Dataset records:
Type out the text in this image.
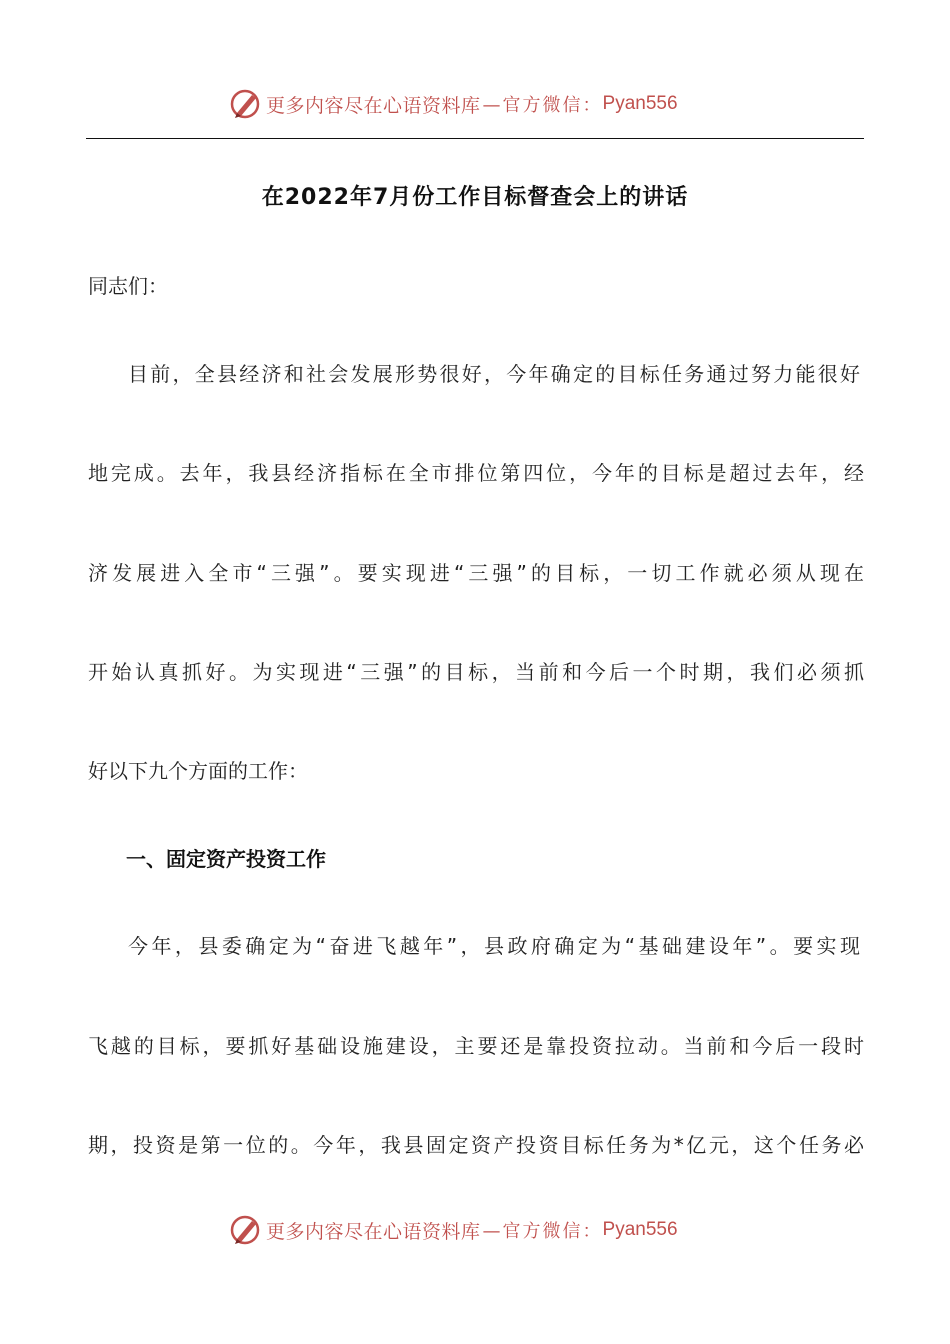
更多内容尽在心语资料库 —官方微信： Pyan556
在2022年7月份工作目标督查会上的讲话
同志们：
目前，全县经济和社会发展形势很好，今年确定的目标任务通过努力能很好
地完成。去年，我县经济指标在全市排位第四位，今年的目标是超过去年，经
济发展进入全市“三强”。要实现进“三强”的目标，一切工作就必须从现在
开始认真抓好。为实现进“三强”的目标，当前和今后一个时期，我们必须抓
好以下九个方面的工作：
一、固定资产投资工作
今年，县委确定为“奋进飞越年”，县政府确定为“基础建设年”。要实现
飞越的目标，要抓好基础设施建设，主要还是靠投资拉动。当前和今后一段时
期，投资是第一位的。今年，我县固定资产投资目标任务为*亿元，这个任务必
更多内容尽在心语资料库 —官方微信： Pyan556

--

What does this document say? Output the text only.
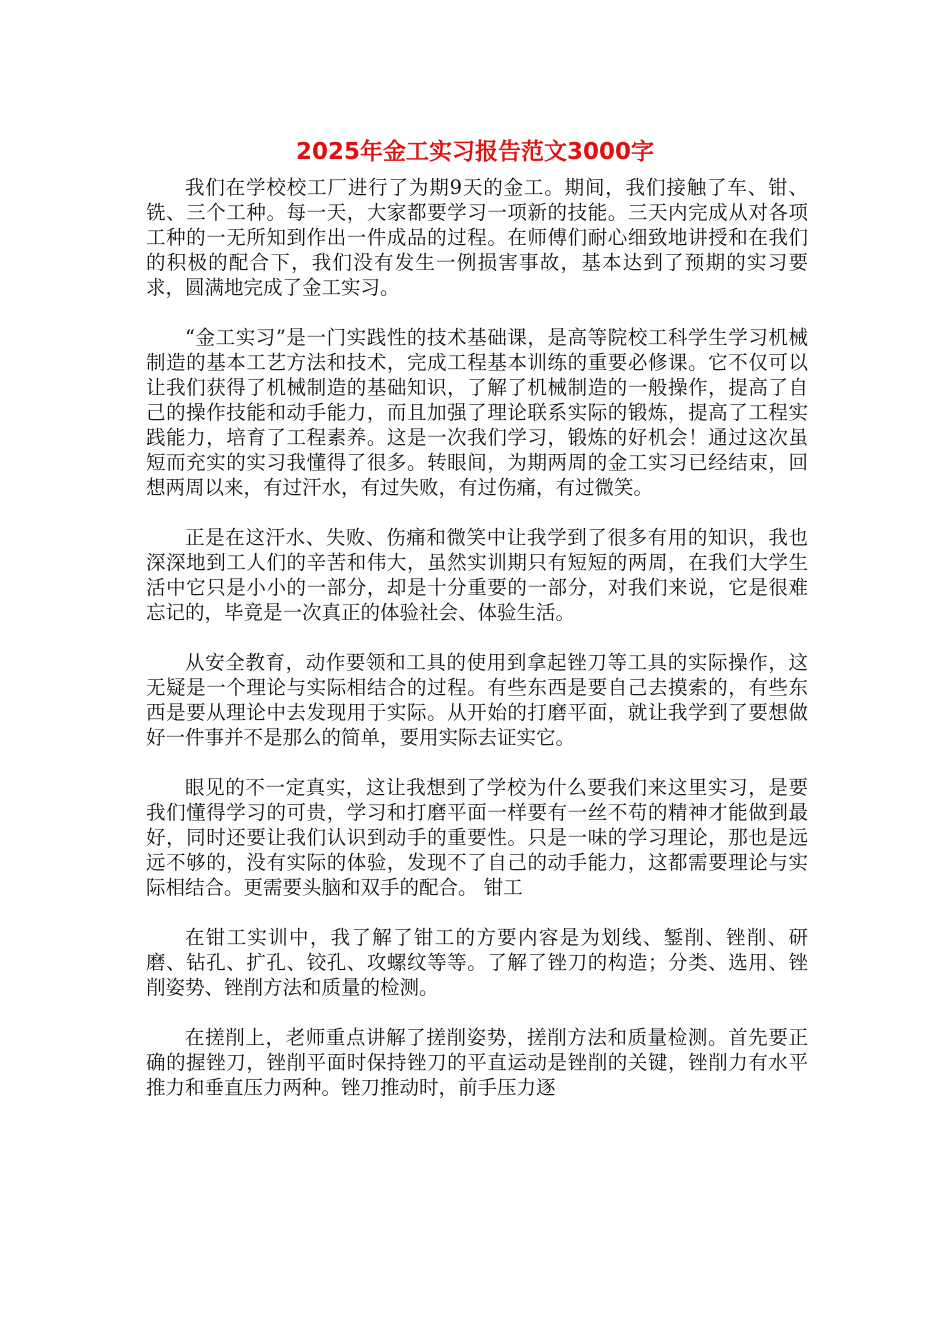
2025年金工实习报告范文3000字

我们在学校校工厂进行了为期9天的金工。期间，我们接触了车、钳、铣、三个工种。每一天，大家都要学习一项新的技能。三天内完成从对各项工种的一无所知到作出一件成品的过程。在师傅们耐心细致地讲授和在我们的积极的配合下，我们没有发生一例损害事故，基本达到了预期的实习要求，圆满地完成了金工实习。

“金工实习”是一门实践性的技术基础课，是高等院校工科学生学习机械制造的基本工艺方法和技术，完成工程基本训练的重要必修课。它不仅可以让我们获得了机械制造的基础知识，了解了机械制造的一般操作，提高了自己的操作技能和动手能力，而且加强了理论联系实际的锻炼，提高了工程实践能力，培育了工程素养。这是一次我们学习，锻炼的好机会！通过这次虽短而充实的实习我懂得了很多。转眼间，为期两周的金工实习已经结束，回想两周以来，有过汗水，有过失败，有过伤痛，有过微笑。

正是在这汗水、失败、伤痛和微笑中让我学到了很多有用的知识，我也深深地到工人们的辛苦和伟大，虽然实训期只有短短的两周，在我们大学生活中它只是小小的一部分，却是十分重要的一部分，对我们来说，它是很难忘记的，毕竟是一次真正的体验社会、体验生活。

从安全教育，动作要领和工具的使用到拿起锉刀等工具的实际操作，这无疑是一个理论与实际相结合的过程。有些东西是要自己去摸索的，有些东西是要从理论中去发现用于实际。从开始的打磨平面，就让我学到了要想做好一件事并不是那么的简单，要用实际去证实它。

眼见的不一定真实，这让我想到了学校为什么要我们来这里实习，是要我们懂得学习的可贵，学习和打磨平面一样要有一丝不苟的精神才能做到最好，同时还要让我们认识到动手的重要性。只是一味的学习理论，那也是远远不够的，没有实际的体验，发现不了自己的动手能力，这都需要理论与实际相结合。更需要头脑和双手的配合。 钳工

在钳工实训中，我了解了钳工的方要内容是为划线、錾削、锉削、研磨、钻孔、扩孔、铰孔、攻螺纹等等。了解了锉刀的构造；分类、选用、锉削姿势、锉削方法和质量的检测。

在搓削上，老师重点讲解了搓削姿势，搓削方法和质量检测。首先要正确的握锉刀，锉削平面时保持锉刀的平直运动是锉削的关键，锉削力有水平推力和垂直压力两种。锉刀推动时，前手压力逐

---

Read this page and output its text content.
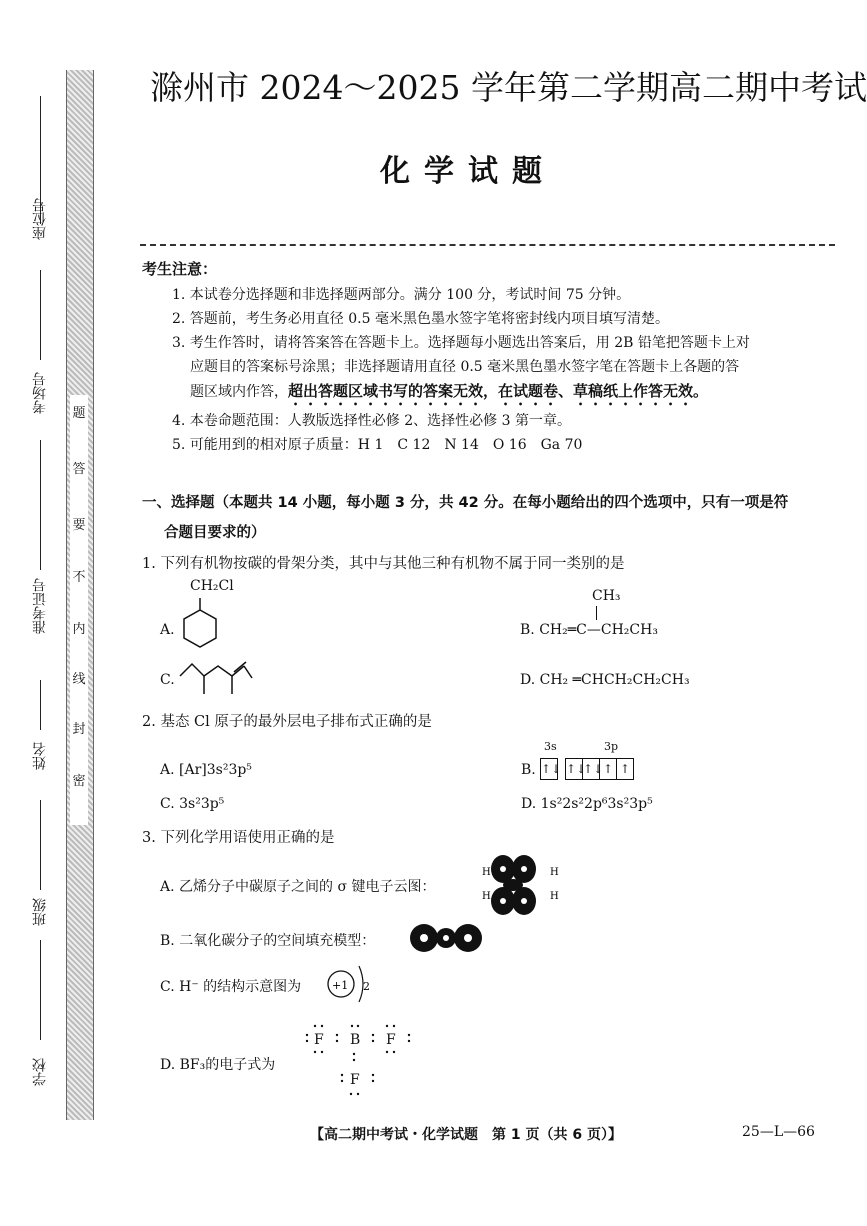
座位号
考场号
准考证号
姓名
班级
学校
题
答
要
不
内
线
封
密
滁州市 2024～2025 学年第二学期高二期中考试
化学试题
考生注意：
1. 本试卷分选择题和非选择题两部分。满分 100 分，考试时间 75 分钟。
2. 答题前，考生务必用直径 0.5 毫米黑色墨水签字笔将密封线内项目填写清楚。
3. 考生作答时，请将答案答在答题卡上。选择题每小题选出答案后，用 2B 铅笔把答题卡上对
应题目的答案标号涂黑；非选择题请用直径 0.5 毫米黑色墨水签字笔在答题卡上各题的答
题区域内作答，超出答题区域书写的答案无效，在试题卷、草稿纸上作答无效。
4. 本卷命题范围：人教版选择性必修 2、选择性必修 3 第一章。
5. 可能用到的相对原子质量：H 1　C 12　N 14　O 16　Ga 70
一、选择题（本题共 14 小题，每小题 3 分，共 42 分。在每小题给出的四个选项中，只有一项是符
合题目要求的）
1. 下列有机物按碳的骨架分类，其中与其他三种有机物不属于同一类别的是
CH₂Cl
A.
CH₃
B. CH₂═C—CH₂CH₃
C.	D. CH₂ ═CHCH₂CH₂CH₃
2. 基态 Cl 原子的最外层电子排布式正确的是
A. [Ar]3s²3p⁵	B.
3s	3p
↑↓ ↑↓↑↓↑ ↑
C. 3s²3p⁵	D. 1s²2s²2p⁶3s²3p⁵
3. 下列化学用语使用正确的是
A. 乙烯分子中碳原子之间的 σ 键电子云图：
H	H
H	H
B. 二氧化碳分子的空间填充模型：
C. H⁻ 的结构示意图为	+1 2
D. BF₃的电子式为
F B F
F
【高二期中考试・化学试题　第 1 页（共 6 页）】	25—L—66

EXERCISE INSTRUCTIONS. Work out the number of lines in this listing that include the word "text". Reply with that number only.

SOLUTION TO THIS EXERCISE. 3